Records from a dataset

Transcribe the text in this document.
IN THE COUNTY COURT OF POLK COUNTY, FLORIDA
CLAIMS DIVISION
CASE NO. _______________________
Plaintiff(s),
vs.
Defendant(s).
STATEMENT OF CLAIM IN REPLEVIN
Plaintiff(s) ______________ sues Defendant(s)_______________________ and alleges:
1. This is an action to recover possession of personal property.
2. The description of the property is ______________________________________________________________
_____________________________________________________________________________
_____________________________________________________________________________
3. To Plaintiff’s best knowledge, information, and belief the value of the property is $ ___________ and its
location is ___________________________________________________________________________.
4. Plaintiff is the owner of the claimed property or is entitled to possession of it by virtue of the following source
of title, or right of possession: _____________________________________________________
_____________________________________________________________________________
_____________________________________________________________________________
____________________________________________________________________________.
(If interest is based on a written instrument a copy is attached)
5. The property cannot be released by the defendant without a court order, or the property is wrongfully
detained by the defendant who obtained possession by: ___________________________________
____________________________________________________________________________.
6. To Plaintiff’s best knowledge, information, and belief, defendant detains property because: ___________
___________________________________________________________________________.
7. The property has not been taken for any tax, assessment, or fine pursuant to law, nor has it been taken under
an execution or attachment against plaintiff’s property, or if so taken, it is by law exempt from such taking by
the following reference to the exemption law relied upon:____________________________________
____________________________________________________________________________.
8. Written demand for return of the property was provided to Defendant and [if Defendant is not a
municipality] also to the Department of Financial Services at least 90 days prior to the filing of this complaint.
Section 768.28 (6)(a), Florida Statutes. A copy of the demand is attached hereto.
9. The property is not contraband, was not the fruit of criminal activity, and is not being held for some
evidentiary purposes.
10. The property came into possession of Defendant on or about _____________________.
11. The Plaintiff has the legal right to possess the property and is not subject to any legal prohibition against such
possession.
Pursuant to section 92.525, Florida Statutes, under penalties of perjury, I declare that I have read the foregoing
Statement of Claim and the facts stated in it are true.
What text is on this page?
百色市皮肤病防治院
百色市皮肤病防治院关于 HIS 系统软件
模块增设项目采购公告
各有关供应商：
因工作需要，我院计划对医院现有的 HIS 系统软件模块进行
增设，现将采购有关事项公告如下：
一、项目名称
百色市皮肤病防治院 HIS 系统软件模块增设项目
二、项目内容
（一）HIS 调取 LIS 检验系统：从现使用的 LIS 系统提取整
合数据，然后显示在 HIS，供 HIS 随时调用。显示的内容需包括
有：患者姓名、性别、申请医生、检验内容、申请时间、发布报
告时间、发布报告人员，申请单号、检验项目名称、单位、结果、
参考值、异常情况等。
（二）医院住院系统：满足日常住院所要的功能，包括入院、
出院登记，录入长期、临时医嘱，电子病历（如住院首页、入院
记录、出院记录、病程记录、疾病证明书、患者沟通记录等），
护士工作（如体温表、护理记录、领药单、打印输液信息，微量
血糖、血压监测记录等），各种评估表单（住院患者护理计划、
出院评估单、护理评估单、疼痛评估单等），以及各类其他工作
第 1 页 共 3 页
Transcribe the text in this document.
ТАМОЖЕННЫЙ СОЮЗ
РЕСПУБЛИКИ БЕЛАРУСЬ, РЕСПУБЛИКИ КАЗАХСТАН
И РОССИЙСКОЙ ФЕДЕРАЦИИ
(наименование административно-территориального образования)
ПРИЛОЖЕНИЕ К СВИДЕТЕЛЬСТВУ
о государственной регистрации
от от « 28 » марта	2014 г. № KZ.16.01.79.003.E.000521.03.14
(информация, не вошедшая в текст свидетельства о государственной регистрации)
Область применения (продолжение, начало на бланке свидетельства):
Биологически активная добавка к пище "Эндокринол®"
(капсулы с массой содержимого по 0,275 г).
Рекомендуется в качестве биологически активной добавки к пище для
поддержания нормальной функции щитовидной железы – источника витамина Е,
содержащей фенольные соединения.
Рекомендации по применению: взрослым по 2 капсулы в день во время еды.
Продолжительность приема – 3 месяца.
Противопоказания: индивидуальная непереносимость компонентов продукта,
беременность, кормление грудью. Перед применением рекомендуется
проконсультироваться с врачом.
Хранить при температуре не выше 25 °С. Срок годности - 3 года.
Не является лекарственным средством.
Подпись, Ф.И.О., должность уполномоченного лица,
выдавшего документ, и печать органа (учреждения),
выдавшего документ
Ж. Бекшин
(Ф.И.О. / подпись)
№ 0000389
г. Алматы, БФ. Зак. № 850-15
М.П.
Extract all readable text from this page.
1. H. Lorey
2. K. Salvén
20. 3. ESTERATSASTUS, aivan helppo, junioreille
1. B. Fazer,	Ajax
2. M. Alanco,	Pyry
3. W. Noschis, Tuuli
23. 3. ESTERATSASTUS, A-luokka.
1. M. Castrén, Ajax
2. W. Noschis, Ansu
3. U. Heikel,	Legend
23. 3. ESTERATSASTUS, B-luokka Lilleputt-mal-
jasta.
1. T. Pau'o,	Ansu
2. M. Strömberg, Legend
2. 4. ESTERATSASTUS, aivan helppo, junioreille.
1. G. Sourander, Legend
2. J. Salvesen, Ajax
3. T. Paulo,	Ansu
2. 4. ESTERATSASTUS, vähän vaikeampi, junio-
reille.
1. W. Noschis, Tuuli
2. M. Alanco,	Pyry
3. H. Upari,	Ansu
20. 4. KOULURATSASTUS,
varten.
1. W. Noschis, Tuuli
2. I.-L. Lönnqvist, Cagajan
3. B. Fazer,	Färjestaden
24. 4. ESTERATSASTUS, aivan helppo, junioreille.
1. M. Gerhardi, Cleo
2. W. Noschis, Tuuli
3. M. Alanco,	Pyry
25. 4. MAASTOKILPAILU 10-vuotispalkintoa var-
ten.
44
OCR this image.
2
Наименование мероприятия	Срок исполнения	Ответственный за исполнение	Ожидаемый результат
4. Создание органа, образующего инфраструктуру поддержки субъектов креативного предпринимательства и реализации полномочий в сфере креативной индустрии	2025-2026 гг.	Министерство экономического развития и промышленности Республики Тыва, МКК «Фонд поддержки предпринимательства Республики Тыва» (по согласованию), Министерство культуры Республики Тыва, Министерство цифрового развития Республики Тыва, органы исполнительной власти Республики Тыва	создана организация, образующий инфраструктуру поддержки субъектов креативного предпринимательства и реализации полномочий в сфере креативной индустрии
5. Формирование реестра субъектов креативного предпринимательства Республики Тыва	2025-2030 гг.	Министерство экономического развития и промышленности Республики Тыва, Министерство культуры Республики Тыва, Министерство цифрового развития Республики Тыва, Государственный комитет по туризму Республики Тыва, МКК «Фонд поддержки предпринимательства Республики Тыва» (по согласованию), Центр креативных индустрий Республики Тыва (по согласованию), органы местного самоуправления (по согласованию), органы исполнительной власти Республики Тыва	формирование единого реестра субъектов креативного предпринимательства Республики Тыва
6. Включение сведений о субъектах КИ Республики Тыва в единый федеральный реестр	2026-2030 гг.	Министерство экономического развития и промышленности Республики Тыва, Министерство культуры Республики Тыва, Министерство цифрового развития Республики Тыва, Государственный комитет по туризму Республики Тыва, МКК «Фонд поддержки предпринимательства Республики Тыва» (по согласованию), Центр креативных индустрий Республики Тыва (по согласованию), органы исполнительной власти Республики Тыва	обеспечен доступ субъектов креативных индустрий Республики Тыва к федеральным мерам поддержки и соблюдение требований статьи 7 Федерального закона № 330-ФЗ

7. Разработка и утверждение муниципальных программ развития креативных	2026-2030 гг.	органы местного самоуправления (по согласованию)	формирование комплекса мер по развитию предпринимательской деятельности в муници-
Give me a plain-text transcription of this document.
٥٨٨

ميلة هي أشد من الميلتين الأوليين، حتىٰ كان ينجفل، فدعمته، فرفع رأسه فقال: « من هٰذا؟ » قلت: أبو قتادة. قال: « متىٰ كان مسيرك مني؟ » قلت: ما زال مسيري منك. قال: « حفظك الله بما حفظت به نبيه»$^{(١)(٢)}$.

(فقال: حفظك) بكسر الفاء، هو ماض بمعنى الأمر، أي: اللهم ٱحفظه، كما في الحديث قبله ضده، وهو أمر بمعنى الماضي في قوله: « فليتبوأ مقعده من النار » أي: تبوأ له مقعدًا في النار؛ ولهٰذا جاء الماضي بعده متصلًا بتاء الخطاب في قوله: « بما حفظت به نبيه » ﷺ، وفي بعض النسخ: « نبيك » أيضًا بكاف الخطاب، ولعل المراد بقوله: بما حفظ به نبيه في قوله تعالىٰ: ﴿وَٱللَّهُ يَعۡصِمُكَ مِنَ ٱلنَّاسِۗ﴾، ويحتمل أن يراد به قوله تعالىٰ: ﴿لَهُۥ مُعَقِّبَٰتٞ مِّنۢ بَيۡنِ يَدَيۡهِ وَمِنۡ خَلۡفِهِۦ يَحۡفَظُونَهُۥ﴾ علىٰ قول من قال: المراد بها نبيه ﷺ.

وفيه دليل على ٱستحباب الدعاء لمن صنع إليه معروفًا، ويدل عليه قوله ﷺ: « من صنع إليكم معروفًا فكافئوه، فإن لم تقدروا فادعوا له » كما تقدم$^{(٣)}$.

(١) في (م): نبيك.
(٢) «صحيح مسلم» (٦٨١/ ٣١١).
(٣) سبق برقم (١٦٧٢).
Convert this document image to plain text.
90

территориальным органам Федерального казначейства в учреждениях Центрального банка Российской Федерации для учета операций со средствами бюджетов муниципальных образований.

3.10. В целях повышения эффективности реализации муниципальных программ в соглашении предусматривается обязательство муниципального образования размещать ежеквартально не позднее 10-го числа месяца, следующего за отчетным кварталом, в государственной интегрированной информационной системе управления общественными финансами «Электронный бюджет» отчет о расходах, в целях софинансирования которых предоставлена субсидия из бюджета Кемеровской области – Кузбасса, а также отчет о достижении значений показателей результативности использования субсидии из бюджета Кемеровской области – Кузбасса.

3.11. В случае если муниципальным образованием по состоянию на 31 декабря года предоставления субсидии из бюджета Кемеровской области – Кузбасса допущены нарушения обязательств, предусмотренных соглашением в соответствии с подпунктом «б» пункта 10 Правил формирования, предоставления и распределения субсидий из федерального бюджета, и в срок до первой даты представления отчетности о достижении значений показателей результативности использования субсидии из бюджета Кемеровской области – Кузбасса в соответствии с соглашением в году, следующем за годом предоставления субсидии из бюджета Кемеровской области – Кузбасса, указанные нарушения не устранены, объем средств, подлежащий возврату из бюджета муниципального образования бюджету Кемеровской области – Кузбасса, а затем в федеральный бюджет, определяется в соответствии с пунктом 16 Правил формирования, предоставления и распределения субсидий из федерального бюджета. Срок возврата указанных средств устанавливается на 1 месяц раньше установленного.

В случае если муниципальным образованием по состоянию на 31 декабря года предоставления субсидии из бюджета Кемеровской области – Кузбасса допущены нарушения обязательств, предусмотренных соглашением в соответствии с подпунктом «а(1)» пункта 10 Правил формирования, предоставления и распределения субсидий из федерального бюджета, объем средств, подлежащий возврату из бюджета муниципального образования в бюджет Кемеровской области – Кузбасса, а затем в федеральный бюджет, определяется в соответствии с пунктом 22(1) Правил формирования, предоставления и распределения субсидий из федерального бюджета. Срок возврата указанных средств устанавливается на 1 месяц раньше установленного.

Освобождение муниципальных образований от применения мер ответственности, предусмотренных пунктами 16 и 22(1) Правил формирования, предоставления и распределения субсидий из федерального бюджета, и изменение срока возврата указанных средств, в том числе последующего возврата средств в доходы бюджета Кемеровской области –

What the exercise asks: Identify each line in the records above containing the word "following"; copy those lines.

The output:
4. Plaintiff is the owner of the claimed property or is entitled to possession of it by virtue of the following source
the following reference to the exemption law relied upon:____________________________________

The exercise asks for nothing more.